**Box coordinate listings:**

----------------

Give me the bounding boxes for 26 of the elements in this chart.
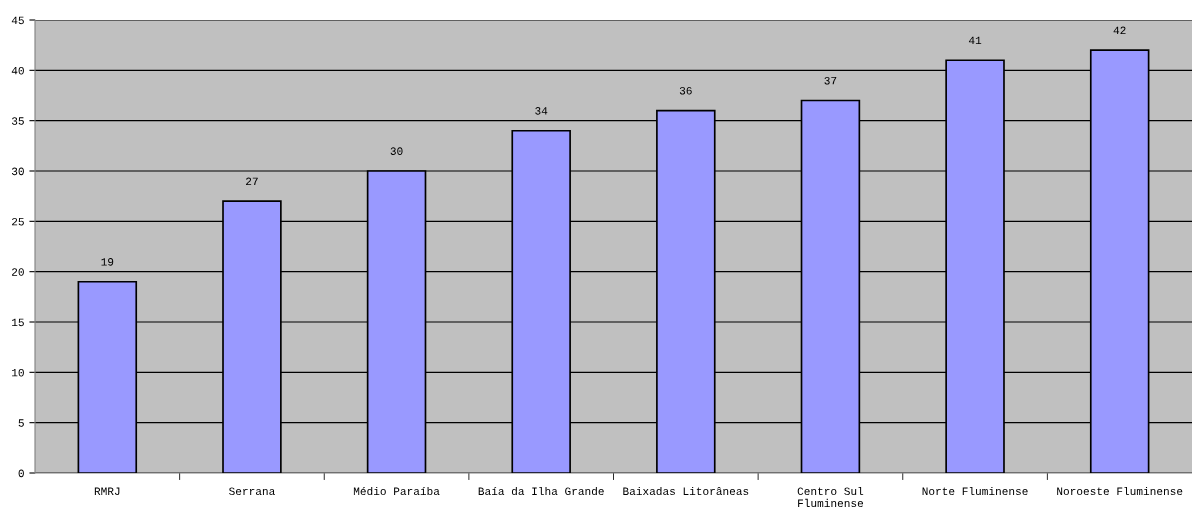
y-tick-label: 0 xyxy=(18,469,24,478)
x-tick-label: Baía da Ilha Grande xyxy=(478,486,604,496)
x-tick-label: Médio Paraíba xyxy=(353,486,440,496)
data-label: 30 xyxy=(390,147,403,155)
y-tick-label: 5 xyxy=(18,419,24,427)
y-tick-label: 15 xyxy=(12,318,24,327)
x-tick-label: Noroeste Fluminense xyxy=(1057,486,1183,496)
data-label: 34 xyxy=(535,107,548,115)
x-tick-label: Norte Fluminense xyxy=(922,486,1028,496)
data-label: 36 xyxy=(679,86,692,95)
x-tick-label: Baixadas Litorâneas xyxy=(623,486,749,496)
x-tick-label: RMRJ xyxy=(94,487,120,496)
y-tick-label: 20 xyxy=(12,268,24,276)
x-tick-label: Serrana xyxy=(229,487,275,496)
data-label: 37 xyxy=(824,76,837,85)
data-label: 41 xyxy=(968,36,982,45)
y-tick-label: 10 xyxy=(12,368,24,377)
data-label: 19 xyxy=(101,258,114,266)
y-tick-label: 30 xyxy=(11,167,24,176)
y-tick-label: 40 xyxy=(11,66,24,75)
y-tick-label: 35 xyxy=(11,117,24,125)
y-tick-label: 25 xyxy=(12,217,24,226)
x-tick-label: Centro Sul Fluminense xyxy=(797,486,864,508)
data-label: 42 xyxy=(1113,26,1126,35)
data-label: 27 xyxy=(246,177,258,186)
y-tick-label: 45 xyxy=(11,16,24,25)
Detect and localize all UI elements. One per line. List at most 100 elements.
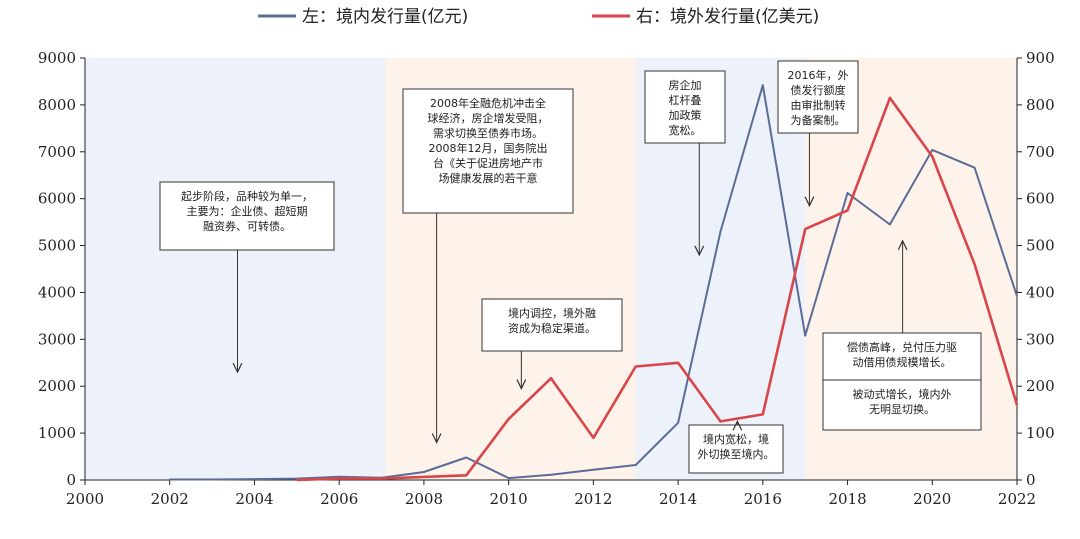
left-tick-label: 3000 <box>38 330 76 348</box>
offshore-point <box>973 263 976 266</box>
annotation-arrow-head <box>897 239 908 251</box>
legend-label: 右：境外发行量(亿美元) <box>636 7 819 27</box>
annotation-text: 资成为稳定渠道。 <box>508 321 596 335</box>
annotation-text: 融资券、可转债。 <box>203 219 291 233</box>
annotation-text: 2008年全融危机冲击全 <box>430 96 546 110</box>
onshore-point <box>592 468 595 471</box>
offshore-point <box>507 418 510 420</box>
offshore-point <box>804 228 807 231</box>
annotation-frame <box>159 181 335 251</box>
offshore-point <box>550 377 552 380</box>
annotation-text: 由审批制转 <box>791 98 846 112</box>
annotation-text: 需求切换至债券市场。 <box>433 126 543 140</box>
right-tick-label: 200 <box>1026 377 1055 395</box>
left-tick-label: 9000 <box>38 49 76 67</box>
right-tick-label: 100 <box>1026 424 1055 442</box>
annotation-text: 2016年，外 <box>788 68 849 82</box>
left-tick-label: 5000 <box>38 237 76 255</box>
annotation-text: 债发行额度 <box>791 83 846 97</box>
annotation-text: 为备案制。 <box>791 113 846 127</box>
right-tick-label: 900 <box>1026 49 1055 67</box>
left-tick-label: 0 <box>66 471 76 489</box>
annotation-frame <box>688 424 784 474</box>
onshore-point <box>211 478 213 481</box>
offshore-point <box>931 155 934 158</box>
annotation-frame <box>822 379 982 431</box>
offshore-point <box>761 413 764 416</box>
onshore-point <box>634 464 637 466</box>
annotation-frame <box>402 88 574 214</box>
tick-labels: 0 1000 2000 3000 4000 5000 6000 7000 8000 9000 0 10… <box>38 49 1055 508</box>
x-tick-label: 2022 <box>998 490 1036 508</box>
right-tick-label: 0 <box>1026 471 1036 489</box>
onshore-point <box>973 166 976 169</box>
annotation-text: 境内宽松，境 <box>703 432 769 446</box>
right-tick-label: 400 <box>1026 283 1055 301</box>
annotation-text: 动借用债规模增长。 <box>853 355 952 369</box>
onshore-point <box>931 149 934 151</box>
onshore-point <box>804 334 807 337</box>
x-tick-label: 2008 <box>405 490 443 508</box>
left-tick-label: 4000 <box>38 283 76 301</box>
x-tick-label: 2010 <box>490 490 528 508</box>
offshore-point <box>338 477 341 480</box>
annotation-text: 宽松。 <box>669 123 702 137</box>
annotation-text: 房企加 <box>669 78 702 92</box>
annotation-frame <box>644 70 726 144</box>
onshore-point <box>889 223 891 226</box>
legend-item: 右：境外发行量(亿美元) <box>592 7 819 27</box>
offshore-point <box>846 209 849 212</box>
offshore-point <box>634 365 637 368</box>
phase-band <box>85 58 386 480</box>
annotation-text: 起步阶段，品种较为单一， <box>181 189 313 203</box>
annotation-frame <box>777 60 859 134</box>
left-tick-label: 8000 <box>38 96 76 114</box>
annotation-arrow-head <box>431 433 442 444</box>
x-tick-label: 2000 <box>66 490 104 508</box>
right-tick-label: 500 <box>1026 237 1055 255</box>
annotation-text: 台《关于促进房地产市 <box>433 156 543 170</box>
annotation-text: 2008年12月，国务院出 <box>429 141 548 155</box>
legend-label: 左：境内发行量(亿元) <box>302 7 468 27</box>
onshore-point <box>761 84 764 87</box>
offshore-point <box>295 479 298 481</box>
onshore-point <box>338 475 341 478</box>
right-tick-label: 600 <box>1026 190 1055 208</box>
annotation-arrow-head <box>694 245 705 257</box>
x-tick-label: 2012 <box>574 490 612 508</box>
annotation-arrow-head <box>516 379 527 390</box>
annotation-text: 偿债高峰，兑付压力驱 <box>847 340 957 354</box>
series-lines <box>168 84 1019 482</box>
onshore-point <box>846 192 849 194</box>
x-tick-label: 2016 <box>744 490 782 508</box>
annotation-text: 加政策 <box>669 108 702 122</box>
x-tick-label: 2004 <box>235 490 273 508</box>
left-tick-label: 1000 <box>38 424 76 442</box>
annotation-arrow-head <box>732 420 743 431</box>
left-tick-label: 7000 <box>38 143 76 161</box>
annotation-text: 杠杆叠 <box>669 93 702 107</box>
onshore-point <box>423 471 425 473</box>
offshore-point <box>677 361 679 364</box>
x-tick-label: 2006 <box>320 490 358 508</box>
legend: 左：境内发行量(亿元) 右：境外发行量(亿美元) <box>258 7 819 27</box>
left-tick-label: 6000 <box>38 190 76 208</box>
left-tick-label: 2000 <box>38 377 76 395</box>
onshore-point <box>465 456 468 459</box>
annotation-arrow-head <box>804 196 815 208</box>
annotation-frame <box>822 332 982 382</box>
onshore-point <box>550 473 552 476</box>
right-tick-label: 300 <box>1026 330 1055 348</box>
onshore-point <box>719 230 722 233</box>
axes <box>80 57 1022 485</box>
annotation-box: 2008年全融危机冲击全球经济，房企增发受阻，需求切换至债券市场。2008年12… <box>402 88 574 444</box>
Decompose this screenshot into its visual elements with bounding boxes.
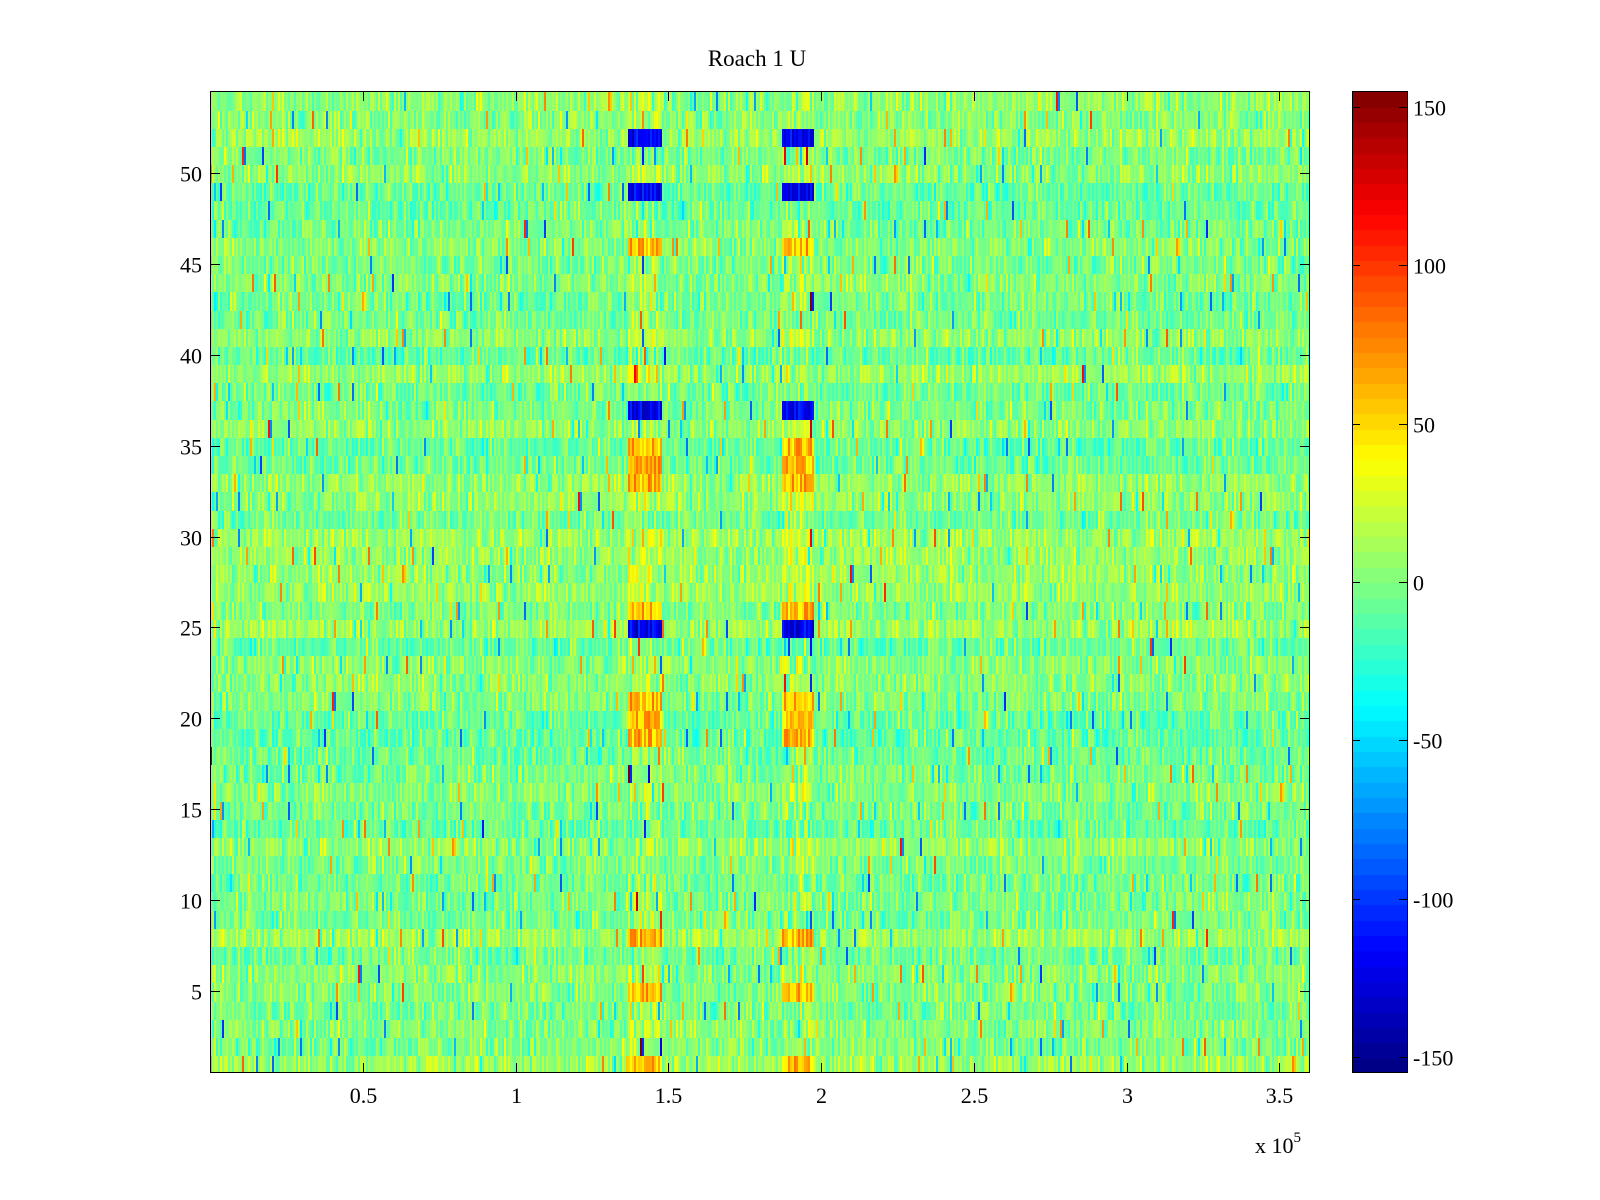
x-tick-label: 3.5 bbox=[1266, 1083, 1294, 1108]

----------------

**INSTRUCTIONS TO FOLLOW:**
Reproduce all of the lines above exactly, leaving the pictures out of your answer.

**ANSWER TO THIS PROBLEM:**
Give me the bounding boxes for 26 of the elements in this chart.
y-tick-label: 0 xyxy=(18,469,24,478)
x-tick-label: Baía da Ilha Grande xyxy=(478,486,604,496)
x-tick-label: Médio Paraíba xyxy=(353,486,440,496)
data-label: 30 xyxy=(390,147,403,155)
y-tick-label: 5 xyxy=(18,419,24,427)
y-tick-label: 15 xyxy=(12,318,24,327)
x-tick-label: Noroeste Fluminense xyxy=(1057,486,1183,496)
data-label: 34 xyxy=(535,107,548,115)
x-tick-label: Norte Fluminense xyxy=(922,486,1028,496)
data-label: 36 xyxy=(679,86,692,95)
x-tick-label: Baixadas Litorâneas xyxy=(623,486,749,496)
x-tick-label: RMRJ xyxy=(94,487,120,496)
y-tick-label: 20 xyxy=(12,268,24,276)
x-tick-label: Serrana xyxy=(229,487,275,496)
data-label: 37 xyxy=(824,76,837,85)
data-label: 41 xyxy=(968,36,982,45)
y-tick-label: 10 xyxy=(12,368,24,377)
data-label: 19 xyxy=(101,258,114,266)
y-tick-label: 30 xyxy=(11,167,24,176)
y-tick-label: 40 xyxy=(11,66,24,75)
y-tick-label: 35 xyxy=(11,117,24,125)
y-tick-label: 25 xyxy=(12,217,24,226)
x-tick-label: Centro Sul Fluminense xyxy=(797,486,864,508)
data-label: 42 xyxy=(1113,26,1126,35)
data-label: 27 xyxy=(246,177,258,186)
y-tick-label: 45 xyxy=(11,16,24,25)
Detect and localize all UI elements. One per line. List at most 100 elements.
left-tick-label: 3000 <box>38 330 76 348</box>
offshore-point <box>973 263 976 266</box>
annotation-arrow-head <box>897 239 908 251</box>
legend-label: 右：境外发行量(亿美元) <box>636 7 819 27</box>
annotation-text: 资成为稳定渠道。 <box>508 321 596 335</box>
annotation-text: 融资券、可转债。 <box>203 219 291 233</box>
annotation-text: 2008年全融危机冲击全 <box>430 96 546 110</box>
onshore-point <box>592 468 595 471</box>
offshore-point <box>507 418 510 420</box>
offshore-point <box>804 228 807 231</box>
annotation-frame <box>159 181 335 251</box>
offshore-point <box>550 377 552 380</box>
annotation-text: 由审批制转 <box>791 98 846 112</box>
annotation-text: 需求切换至债券市场。 <box>433 126 543 140</box>
right-tick-label: 200 <box>1026 377 1055 395</box>
left-tick-label: 9000 <box>38 49 76 67</box>
right-tick-label: 100 <box>1026 424 1055 442</box>
annotation-text: 2016年，外 <box>788 68 849 82</box>
left-tick-label: 5000 <box>38 237 76 255</box>
annotation-text: 债发行额度 <box>791 83 846 97</box>
annotation-text: 为备案制。 <box>791 113 846 127</box>
right-tick-label: 900 <box>1026 49 1055 67</box>
left-tick-label: 0 <box>66 471 76 489</box>
annotation-frame <box>688 424 784 474</box>
onshore-point <box>211 478 213 481</box>
offshore-point <box>931 155 934 158</box>
annotation-frame <box>822 379 982 431</box>
offshore-point <box>761 413 764 416</box>
onshore-point <box>634 464 637 466</box>
annotation-frame <box>402 88 574 214</box>
tick-labels: 0 1000 2000 3000 4000 5000 6000 7000 8000 9000 0 10… <box>38 49 1055 508</box>
x-tick-label: 2022 <box>998 490 1036 508</box>
right-tick-label: 0 <box>1026 471 1036 489</box>
onshore-point <box>973 166 976 169</box>
annotation-text: 境内宽松，境 <box>703 432 769 446</box>
right-tick-label: 400 <box>1026 283 1055 301</box>
annotation-text: 动借用债规模增长。 <box>853 355 952 369</box>
onshore-point <box>931 149 934 151</box>
onshore-point <box>804 334 807 337</box>
x-tick-label: 2008 <box>405 490 443 508</box>
left-tick-label: 4000 <box>38 283 76 301</box>
x-tick-label: 2010 <box>490 490 528 508</box>
offshore-point <box>338 477 341 480</box>
annotation-text: 宽松。 <box>669 123 702 137</box>
annotation-text: 房企加 <box>669 78 702 92</box>
annotation-frame <box>644 70 726 144</box>
onshore-point <box>889 223 891 226</box>
legend-item: 右：境外发行量(亿美元) <box>592 7 819 27</box>
offshore-point <box>846 209 849 212</box>
offshore-point <box>634 365 637 368</box>
phase-band <box>85 58 386 480</box>
annotation-text: 起步阶段，品种较为单一， <box>181 189 313 203</box>
annotation-frame <box>777 60 859 134</box>
left-tick-label: 8000 <box>38 96 76 114</box>
annotation-arrow-head <box>431 433 442 444</box>
x-tick-label: 2000 <box>66 490 104 508</box>
right-tick-label: 500 <box>1026 237 1055 255</box>
annotation-text: 台《关于促进房地产市 <box>433 156 543 170</box>
annotation-text: 2008年12月，国务院出 <box>429 141 548 155</box>
legend-label: 左：境内发行量(亿元) <box>302 7 468 27</box>
onshore-point <box>761 84 764 87</box>
offshore-point <box>295 479 298 481</box>
onshore-point <box>338 475 341 478</box>
right-tick-label: 600 <box>1026 190 1055 208</box>
annotation-arrow-head <box>694 245 705 257</box>
x-tick-label: 2012 <box>574 490 612 508</box>
annotation-arrow-head <box>516 379 527 390</box>
annotation-text: 偿债高峰，兑付压力驱 <box>847 340 957 354</box>
series-lines <box>168 84 1019 482</box>
onshore-point <box>846 192 849 194</box>
x-tick-label: 2016 <box>744 490 782 508</box>
annotation-text: 加政策 <box>669 108 702 122</box>
x-tick-label: 2004 <box>235 490 273 508</box>
left-tick-label: 1000 <box>38 424 76 442</box>
annotation-arrow-head <box>732 420 743 431</box>
left-tick-label: 7000 <box>38 143 76 161</box>
annotation-text: 杠杆叠 <box>669 93 702 107</box>
onshore-point <box>423 471 425 473</box>
offshore-point <box>677 361 679 364</box>
x-tick-label: 2006 <box>320 490 358 508</box>
legend: 左：境内发行量(亿元) 右：境外发行量(亿美元) <box>258 7 819 27</box>
left-tick-label: 6000 <box>38 190 76 208</box>
left-tick-label: 2000 <box>38 377 76 395</box>
onshore-point <box>465 456 468 459</box>
annotation-arrow-head <box>804 196 815 208</box>
annotation-frame <box>822 332 982 382</box>
onshore-point <box>550 473 552 476</box>
right-tick-label: 300 <box>1026 330 1055 348</box>
onshore-point <box>719 230 722 233</box>
axes <box>80 57 1022 485</box>
annotation-box: 2008年全融危机冲击全球经济，房企增发受阻，需求切换至债券市场。2008年12… <box>402 88 574 444</box>
Decompose this screenshot into its visual elements with bounding boxes.
x-tick-label: 3.5 bbox=[1266, 1083, 1294, 1108]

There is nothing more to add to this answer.